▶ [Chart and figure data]
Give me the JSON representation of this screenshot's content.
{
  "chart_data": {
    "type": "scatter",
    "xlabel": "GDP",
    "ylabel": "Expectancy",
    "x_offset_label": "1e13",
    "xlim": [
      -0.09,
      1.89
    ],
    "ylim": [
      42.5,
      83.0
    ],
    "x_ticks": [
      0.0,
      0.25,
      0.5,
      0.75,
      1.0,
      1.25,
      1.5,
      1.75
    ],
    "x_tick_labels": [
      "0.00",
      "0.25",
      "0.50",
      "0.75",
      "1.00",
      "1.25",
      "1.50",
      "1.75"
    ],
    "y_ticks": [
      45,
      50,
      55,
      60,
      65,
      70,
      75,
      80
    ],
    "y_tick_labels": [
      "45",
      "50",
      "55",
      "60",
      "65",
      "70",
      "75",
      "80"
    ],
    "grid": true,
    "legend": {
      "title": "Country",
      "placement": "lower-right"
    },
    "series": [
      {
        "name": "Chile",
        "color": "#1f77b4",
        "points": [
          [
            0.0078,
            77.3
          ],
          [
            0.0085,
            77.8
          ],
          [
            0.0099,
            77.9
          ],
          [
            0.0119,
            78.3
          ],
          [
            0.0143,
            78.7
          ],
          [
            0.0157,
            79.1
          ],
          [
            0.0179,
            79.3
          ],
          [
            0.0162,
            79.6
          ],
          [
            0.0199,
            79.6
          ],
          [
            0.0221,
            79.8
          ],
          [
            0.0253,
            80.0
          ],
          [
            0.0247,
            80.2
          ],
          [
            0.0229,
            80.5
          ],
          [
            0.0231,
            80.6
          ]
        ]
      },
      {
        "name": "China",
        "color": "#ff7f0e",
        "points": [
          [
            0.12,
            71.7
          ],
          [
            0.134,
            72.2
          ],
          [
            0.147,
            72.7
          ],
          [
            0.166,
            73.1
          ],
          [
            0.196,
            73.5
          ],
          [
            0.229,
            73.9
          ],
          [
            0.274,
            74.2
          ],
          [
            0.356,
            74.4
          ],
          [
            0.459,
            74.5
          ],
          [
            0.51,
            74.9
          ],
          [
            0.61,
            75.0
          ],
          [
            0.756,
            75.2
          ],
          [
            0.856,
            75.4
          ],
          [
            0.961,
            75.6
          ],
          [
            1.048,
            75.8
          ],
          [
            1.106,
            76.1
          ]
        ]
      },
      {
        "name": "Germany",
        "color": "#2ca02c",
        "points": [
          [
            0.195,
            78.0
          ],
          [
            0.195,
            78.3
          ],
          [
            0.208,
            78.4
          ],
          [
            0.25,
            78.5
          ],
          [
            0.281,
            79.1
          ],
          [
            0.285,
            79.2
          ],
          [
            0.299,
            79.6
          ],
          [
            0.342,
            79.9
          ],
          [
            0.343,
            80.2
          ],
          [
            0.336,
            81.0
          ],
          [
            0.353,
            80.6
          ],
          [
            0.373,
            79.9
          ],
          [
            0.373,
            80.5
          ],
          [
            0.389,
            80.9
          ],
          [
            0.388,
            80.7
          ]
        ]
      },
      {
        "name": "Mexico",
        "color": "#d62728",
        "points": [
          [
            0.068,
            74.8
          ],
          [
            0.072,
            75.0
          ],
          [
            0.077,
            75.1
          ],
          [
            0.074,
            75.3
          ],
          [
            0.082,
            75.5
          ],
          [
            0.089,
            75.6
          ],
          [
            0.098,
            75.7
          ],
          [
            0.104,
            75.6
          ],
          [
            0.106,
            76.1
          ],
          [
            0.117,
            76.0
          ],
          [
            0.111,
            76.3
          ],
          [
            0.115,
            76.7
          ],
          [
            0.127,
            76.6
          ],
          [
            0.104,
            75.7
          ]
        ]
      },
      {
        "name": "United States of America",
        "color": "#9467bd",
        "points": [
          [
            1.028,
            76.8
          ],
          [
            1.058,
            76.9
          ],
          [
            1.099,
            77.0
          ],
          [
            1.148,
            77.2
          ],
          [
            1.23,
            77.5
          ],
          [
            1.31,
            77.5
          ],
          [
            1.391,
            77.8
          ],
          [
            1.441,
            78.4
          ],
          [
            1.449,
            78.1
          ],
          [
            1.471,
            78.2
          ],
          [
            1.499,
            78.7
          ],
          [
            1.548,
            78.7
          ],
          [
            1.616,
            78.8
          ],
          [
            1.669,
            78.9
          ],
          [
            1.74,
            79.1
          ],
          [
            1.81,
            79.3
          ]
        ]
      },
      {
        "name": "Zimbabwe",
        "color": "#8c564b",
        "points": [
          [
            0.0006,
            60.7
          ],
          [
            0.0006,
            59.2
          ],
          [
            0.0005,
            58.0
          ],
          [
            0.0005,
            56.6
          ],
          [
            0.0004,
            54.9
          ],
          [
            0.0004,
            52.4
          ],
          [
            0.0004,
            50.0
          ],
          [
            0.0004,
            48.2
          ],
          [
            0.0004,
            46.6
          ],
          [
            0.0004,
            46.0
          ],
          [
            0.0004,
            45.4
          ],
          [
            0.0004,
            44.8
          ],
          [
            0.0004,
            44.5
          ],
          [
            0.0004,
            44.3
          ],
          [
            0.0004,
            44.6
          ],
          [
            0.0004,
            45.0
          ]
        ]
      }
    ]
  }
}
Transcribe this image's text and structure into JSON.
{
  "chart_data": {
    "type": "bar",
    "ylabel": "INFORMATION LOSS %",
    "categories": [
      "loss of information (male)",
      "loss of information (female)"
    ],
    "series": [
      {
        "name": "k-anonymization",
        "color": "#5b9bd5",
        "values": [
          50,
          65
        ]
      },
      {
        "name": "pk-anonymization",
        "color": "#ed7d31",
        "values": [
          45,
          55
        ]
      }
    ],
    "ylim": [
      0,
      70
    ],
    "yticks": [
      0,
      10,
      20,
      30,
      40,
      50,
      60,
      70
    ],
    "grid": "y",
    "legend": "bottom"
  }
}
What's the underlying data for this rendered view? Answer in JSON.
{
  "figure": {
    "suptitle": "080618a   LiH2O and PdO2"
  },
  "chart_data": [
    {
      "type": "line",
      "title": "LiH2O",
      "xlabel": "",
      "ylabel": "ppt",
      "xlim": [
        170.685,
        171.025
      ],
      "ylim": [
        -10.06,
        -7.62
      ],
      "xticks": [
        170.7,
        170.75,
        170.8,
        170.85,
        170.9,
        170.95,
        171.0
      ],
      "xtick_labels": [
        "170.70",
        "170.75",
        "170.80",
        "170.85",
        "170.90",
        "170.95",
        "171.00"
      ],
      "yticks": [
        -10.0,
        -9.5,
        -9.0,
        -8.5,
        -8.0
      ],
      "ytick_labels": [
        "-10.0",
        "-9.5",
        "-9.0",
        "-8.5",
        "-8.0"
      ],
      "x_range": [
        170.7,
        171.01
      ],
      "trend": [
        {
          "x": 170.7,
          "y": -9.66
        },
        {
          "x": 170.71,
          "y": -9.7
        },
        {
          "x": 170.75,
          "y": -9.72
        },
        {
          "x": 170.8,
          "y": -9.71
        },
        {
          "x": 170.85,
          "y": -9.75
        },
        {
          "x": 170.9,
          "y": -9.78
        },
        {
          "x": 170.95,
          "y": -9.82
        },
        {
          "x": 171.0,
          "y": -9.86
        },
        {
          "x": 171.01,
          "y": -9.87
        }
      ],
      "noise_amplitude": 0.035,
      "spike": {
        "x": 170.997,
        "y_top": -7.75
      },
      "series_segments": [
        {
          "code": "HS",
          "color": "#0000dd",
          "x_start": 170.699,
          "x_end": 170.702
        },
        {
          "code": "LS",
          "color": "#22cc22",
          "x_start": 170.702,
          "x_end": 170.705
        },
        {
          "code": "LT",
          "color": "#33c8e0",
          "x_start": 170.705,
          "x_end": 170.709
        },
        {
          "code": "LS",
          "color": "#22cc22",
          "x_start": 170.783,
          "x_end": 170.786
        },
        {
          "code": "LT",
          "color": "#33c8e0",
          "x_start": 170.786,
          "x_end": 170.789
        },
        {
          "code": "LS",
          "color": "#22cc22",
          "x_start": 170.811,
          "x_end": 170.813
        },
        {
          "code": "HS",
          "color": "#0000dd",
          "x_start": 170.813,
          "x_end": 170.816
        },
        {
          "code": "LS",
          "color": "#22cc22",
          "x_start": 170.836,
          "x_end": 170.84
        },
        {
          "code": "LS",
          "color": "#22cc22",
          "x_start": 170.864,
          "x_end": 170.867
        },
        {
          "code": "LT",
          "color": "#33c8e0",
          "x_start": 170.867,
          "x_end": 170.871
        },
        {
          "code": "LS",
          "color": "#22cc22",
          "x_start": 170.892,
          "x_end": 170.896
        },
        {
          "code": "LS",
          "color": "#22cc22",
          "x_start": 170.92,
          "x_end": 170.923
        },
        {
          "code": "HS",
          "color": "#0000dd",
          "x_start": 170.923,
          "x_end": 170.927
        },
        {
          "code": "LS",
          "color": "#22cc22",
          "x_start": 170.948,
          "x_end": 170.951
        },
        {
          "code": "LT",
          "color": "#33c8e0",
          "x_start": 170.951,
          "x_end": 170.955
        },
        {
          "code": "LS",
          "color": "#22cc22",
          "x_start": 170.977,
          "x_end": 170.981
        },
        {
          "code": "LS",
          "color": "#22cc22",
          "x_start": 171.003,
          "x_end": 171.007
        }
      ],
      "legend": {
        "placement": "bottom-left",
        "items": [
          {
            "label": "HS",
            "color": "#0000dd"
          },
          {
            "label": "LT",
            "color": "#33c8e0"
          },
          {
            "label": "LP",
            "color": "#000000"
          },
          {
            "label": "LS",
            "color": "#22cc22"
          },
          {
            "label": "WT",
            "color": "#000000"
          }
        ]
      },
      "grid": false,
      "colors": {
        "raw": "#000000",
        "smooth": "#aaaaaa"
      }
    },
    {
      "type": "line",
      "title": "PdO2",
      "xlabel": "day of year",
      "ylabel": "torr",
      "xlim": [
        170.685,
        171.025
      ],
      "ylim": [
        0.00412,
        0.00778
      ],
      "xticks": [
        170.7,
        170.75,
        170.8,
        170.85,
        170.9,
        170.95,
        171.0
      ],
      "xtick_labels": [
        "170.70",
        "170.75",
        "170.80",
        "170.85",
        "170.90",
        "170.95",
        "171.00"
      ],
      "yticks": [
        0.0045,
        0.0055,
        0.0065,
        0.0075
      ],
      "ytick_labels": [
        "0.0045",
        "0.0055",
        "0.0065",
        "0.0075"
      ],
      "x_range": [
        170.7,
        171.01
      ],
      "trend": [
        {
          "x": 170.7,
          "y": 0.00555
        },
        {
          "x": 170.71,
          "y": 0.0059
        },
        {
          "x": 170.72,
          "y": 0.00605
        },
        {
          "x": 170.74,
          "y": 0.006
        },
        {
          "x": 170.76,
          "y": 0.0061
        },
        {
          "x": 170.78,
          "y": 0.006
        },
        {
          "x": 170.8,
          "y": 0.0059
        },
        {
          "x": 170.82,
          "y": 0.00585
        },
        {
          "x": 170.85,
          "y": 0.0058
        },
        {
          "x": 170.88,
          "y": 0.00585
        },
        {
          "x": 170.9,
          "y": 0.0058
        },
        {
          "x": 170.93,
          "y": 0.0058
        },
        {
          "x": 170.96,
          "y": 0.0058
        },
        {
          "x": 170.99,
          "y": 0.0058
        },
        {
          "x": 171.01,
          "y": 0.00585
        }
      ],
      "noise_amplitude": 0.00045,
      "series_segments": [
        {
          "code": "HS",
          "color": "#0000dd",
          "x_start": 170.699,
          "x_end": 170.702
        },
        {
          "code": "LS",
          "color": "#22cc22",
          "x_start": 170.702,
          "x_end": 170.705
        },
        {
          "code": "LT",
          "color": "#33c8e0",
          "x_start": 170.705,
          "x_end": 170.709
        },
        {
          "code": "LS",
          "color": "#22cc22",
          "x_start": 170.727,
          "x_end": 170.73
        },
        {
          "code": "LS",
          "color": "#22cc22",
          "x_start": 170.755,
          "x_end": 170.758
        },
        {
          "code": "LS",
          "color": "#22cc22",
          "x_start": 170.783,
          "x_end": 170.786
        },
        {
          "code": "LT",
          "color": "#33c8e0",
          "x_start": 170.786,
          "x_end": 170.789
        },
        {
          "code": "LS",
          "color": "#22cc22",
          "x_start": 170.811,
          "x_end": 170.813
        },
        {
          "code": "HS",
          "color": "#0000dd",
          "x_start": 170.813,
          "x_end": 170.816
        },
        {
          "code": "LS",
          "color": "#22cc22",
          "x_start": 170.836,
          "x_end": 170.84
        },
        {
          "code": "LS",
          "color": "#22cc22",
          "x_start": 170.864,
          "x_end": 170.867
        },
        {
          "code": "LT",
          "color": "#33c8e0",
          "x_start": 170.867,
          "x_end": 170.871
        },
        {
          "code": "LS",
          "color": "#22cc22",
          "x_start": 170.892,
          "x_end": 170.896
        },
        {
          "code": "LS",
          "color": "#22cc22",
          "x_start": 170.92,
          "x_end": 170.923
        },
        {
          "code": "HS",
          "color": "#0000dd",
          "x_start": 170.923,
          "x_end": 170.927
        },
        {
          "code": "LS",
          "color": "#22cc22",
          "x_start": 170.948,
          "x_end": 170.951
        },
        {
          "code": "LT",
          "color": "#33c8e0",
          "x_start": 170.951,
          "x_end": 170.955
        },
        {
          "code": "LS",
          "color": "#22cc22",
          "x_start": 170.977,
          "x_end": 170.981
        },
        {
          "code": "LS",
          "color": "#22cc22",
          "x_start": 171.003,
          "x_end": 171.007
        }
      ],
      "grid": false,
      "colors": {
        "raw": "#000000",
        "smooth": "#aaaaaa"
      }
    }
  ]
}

▶ [Directions for this task]
Copy out each line of the material that holds the word "grid".

▶ [Output for this task]
    "grid": true,
    "grid": "y",
      "grid": false,
      "grid": false,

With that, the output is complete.